── Records for this task ──

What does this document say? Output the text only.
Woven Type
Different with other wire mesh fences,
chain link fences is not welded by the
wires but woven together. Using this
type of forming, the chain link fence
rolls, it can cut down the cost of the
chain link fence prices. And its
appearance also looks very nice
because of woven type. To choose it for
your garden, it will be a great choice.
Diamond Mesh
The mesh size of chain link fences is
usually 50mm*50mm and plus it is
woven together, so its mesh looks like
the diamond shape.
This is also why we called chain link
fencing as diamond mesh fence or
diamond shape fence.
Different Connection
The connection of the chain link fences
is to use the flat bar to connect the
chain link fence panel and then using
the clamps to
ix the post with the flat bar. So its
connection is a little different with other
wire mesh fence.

───
── Records for this task ──

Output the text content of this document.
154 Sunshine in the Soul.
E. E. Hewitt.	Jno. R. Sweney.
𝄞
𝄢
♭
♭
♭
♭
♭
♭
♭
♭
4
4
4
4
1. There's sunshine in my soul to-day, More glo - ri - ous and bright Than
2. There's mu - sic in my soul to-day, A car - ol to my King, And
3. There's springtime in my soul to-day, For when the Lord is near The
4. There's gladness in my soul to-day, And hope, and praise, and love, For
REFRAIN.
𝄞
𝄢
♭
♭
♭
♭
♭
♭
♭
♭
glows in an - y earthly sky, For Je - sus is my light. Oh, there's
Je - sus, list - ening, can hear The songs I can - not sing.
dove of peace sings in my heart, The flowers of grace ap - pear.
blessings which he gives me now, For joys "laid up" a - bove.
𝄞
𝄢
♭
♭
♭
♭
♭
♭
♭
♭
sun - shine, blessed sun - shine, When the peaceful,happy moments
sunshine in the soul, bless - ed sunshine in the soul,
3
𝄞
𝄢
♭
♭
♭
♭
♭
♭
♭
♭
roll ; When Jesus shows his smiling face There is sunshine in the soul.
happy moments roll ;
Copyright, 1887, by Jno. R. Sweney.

───

Problem to work on.
State the number of lines in the data that include the string "also", and add nothing else.

Reply to the exercise.
2